> _Excerpt provided_:
_ _ _ _

Ups and Downs
I’ve not posted in a while. I missed a few days, which became a few weeks, which somehow became a few months. It’s dawned on me that time disappears rapidly when you’re not recording the passage of each day. It’s scary.
The longer I’ve spent away from here, the harder it’s been to find the right words to explain my absence. It began with having frequent blank days, the kind of days when I was mostly locked inside my head, dealing with an overwhelming emptiness, every little thing an effort. On such days there was no inclination to post a picture—although I never stopped dragging myself out to get at least that one specific photograph each day. That exercise is a bit like taking a daily pill, sometimes hard to swallow but I do so because I know it’s essential for my health. It’s become about making the effort to engage with the world. Photography is merely the vehicle.
I’ve kept on writing, in my notebook, although I catastrophically suffered the loss of one early in the summer. The stupidity surrounding that was as difficult to come to terms with as the loss of so much precious writing. It was a horrible experience and had the effect of disengaging me even further.

_ _ _ _

> _Entries provided_:

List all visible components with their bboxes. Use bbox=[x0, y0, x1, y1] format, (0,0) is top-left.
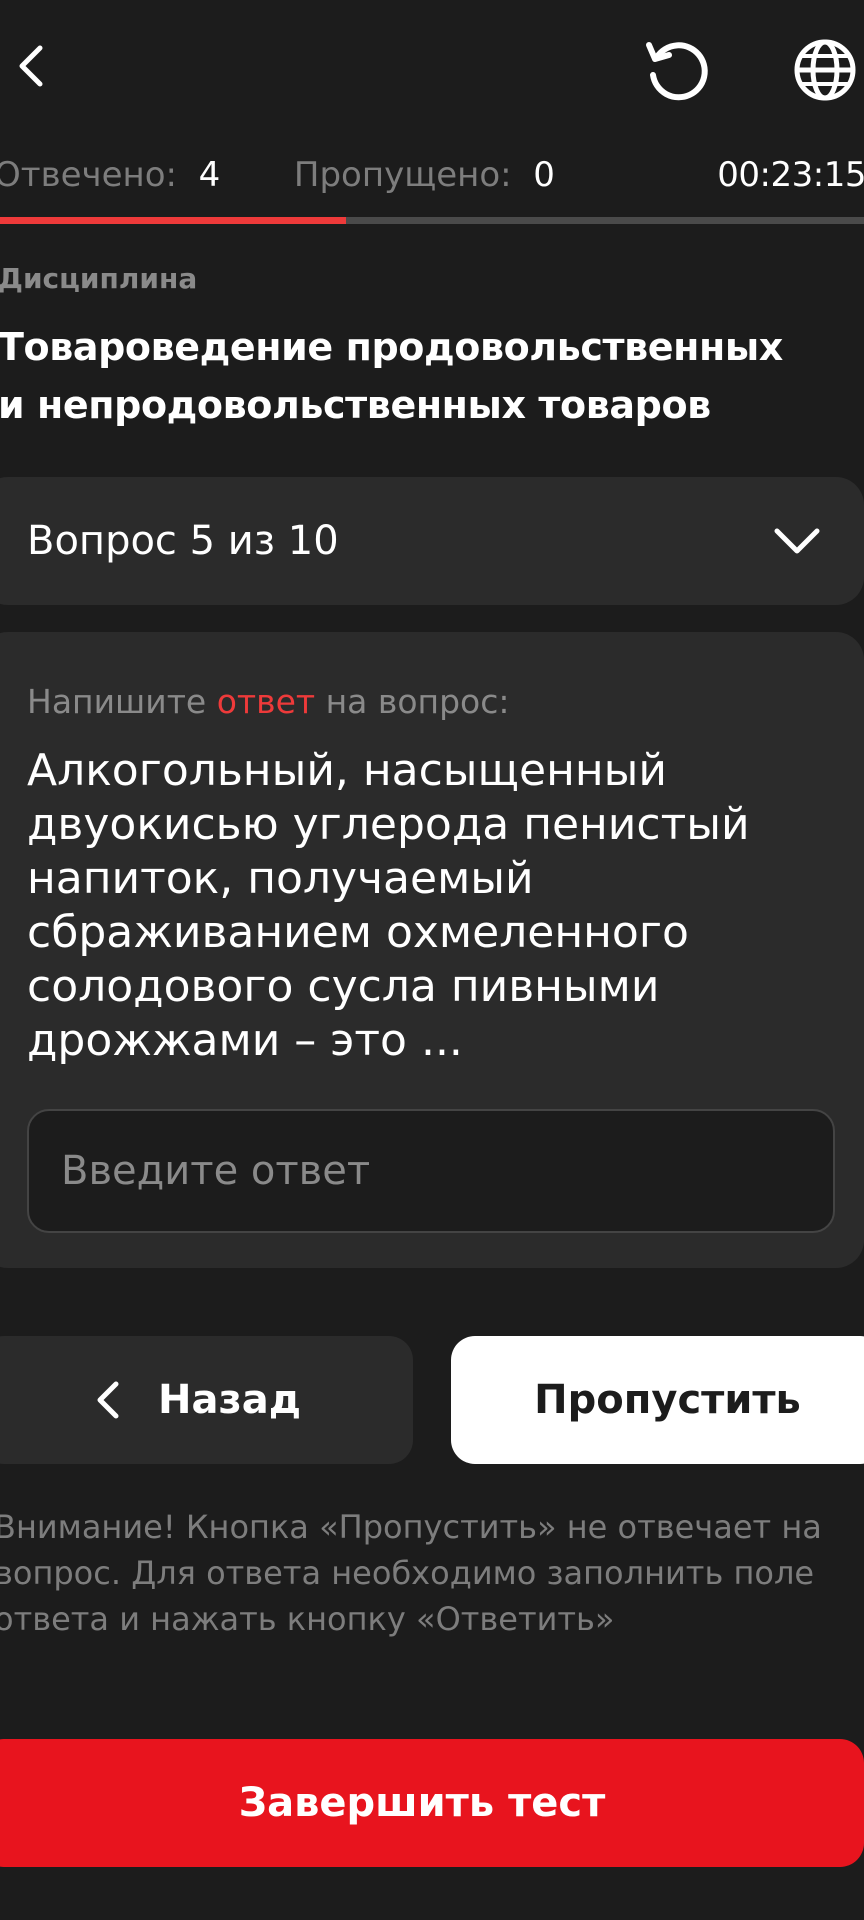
progress-bar bbox=[0, 217, 864, 224]
question-selector-label: Вопрос 5 из 10 bbox=[27, 518, 339, 564]
answered-count: 4 bbox=[198, 155, 221, 195]
skipped-count: 0 bbox=[533, 155, 555, 195]
instruction-text-after: на вопрос: bbox=[315, 682, 510, 721]
chevron-down-icon bbox=[774, 528, 820, 554]
question-instruction: Напишите ответ на вопрос: bbox=[27, 682, 510, 721]
back-button[interactable]: Назад bbox=[0, 1336, 413, 1464]
answer-input[interactable] bbox=[27, 1109, 835, 1233]
timer: 00:23:15 bbox=[717, 155, 864, 195]
chevron-left-icon bbox=[19, 45, 43, 87]
question-selector[interactable]: Вопрос 5 из 10 bbox=[0, 477, 864, 605]
back-icon-button[interactable] bbox=[0, 30, 60, 102]
skip-warning: Внимание! Кнопка «Пропустить» не отвечае… bbox=[0, 1508, 822, 1638]
finish-test-label: Завершить тест bbox=[238, 1780, 606, 1826]
chevron-left-icon bbox=[97, 1381, 119, 1419]
discipline-title: Товароведение продовольственных и непрод… bbox=[0, 325, 783, 427]
test-screen: Отвечено: 4 Пропущено: 0 00:23:15 Дисцип… bbox=[0, 0, 864, 1920]
finish-test-button[interactable]: Завершить тест bbox=[0, 1739, 864, 1867]
back-button-label: Назад bbox=[157, 1377, 301, 1423]
skip-button-label: Пропустить bbox=[534, 1377, 801, 1423]
reset-button[interactable] bbox=[636, 30, 716, 110]
progress-fill bbox=[0, 217, 346, 224]
skip-button[interactable]: Пропустить bbox=[451, 1336, 864, 1464]
language-button[interactable] bbox=[786, 30, 864, 110]
skipped-label: Пропущено: bbox=[293, 155, 512, 195]
discipline-label: Дисциплина bbox=[0, 262, 198, 295]
instruction-accent: ответ bbox=[216, 682, 316, 721]
globe-icon bbox=[794, 39, 856, 101]
refresh-icon bbox=[646, 42, 708, 101]
answered-label: Отвечено: bbox=[0, 155, 178, 195]
question-text: Алкогольный, насыщенный двуокисью углеро… bbox=[27, 745, 750, 1066]
instruction-text-before: Напишите bbox=[27, 682, 217, 721]
question-card: Напишите ответ на вопрос: Алкогольный, н… bbox=[0, 632, 864, 1268]
test-stats: Отвечено: 4 Пропущено: 0 00:23:15 bbox=[0, 150, 864, 200]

_ _ _ _

In the "Ups and Downs" post, what does the writer compare the daily photograph exercise to?

Taking a daily pill.